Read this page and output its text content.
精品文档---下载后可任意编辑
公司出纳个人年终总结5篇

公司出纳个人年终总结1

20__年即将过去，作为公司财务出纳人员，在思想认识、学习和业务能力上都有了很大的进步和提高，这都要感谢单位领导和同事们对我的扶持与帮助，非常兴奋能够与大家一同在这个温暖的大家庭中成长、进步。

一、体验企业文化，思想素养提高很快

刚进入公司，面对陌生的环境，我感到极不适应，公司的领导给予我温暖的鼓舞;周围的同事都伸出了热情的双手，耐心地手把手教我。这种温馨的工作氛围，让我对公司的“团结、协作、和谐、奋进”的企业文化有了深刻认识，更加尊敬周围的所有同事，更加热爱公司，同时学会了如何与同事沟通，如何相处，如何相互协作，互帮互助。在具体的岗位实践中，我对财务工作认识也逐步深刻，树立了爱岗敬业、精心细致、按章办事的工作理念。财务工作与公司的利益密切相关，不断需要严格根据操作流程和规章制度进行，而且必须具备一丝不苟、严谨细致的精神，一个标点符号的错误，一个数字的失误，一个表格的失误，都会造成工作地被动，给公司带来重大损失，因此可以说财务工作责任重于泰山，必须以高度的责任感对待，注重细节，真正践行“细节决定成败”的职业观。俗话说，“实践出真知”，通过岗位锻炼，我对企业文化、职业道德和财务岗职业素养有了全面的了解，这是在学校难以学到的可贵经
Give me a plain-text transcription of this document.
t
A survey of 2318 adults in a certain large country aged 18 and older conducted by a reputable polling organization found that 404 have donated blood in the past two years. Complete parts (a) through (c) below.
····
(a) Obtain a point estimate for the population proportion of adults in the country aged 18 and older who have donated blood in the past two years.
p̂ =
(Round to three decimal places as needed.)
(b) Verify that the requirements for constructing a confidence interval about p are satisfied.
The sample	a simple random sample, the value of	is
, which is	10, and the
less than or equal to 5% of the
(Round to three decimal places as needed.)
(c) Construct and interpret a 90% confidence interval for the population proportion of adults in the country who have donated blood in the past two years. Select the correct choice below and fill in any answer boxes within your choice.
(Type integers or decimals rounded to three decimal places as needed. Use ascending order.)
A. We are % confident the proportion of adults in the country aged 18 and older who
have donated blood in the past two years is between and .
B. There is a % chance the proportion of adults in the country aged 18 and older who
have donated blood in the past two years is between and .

────────────────────────────────────────

*Task instructions*: Count the lines in which the string "text" appears, then report only that figure.

*Exercise solution*: 2